--- start EXTRACTED DATA ---

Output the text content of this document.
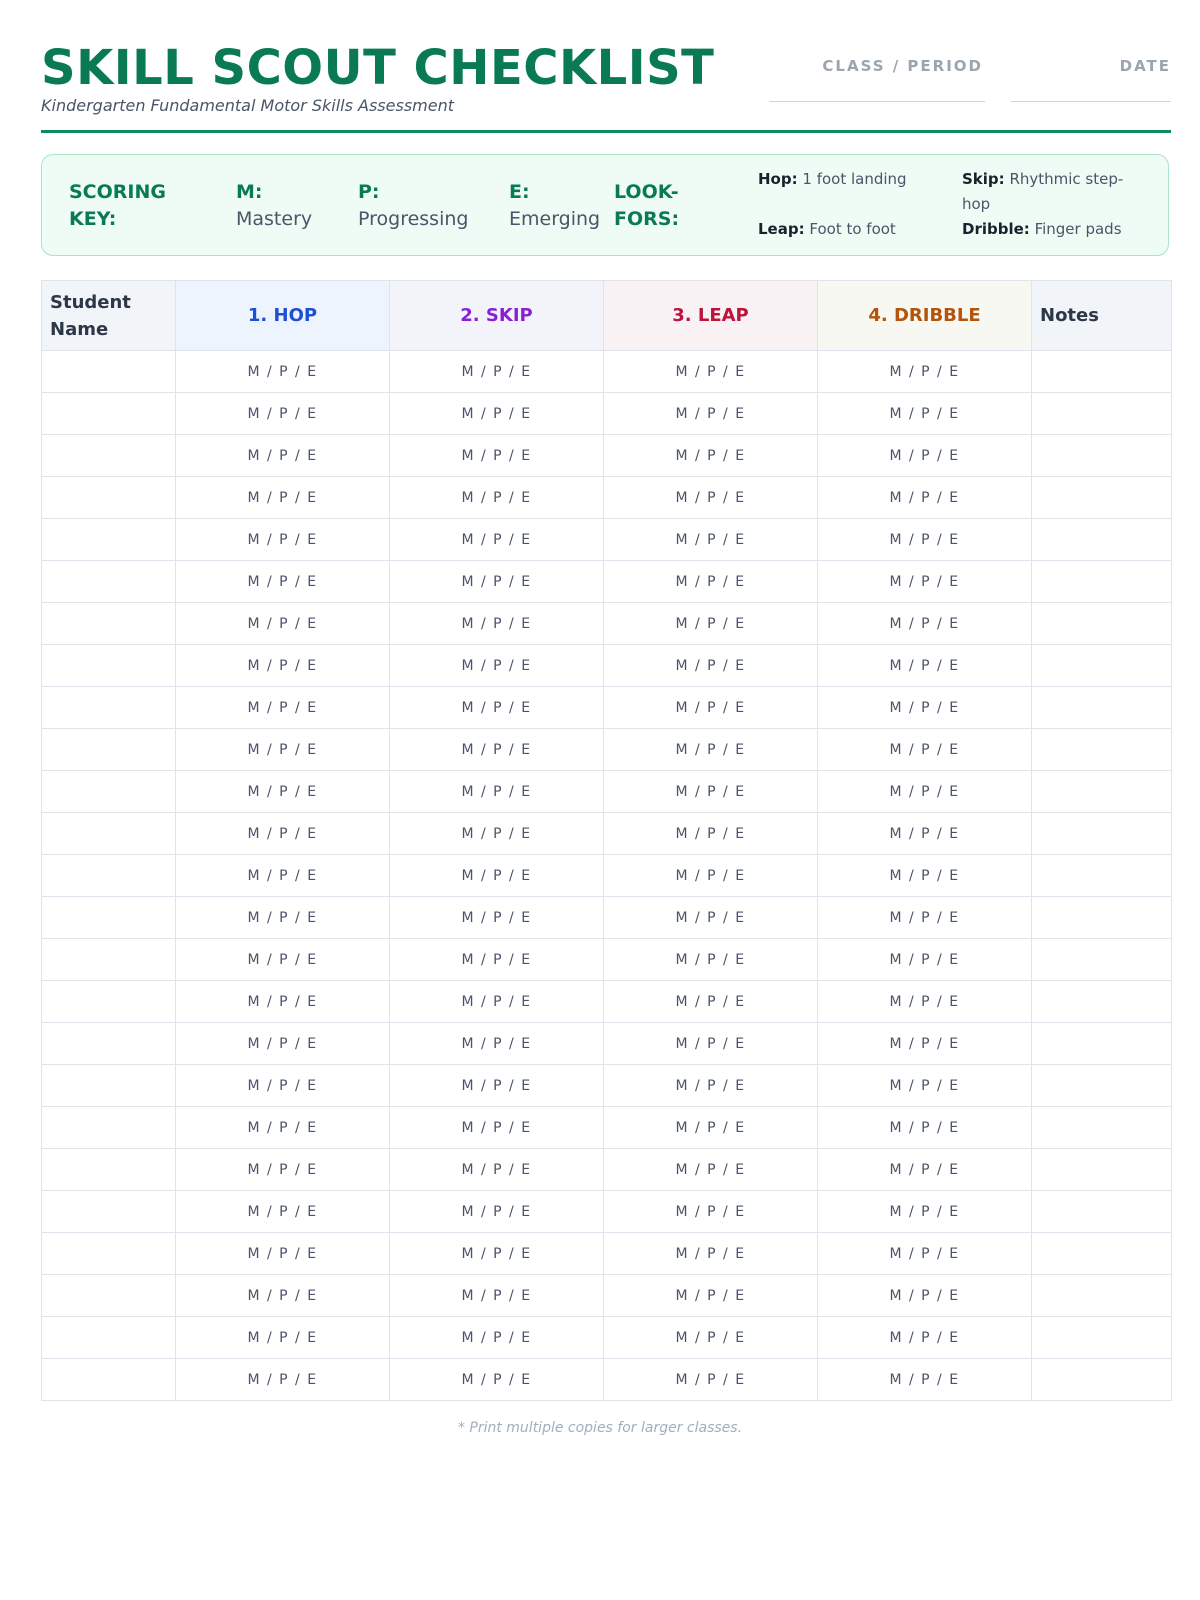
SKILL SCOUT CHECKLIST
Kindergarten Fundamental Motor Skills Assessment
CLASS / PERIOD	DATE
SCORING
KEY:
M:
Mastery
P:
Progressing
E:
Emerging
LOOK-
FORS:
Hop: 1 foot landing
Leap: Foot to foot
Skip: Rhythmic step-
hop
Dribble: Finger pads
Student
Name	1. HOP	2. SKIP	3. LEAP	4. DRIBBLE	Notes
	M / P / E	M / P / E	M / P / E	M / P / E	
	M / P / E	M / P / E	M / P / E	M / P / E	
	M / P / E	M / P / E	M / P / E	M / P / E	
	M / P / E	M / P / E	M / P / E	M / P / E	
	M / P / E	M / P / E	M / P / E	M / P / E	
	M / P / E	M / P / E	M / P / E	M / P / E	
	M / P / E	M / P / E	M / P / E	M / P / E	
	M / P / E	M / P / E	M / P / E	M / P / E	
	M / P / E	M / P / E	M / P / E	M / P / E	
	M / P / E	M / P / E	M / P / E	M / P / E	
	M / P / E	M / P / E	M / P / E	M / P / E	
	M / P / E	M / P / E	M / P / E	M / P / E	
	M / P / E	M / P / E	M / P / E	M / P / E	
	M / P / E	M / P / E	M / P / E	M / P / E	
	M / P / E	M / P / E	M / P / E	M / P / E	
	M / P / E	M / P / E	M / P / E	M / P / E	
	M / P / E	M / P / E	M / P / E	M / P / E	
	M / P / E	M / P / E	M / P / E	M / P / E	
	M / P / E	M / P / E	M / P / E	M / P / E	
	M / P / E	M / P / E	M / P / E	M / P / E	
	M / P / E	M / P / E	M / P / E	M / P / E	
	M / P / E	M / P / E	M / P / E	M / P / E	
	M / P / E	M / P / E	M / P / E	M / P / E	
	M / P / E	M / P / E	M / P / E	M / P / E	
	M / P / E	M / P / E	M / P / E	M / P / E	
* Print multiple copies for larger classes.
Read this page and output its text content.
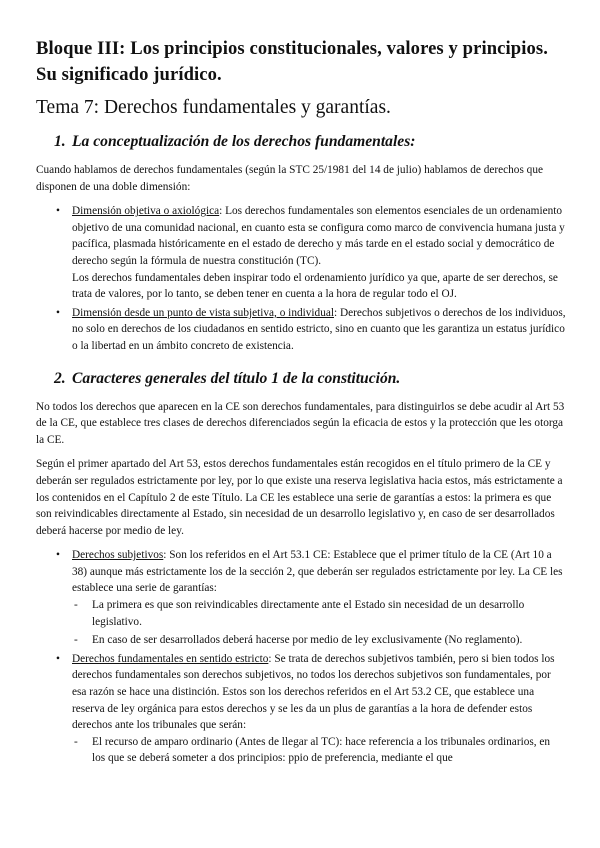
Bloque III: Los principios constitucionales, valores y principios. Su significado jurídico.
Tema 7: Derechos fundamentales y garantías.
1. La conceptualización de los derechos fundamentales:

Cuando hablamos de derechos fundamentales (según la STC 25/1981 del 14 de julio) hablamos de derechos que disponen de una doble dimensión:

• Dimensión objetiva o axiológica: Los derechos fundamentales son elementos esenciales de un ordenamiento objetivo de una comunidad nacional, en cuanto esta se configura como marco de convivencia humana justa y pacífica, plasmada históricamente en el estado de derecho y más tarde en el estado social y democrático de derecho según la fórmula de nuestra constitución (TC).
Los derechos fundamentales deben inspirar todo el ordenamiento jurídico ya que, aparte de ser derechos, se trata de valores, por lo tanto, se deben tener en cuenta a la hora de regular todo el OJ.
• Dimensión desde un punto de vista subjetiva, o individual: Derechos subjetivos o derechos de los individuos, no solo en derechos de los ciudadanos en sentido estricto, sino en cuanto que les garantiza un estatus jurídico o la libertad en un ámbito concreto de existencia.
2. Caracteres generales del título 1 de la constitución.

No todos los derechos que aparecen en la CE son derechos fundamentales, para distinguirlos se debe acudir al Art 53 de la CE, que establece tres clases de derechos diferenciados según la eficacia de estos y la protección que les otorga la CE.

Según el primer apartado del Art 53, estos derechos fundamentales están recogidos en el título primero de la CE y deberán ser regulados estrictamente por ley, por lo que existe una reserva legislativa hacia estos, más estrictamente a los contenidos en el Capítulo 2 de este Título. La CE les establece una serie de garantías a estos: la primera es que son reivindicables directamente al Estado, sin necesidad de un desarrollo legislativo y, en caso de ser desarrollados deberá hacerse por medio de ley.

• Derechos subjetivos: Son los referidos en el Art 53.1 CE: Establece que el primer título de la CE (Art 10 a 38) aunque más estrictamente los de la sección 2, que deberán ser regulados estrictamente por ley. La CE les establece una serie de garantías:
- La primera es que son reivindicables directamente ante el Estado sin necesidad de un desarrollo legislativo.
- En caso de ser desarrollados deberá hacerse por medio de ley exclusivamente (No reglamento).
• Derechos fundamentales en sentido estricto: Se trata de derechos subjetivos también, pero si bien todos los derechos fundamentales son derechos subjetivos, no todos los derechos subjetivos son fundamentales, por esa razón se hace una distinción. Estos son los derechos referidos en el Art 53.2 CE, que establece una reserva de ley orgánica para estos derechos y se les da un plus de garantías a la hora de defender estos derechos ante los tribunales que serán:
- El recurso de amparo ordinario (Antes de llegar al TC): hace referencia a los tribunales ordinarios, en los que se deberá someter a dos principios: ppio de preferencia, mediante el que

--- end EXTRACTED DATA ---

Check every line of the data above for the string "desarrollados", and copy those that have it.

Según el primer apartado del Art 53, estos derechos fundamentales están recogidos en el título primero de la CE y deberán ser regulados estrictamente por ley, por lo que existe una reserva legislativa hacia estos, más estrictamente a los contenidos en el Capítulo 2 de este Título. La CE les establece una serie de garantías a estos: la primera es que son reivindicables directamente al Estado, sin necesidad de un desarrollo legislativo y, en caso de ser desarrollados deberá hacerse por medio de ley.
- En caso de ser desarrollados deberá hacerse por medio de ley exclusivamente (No reglamento).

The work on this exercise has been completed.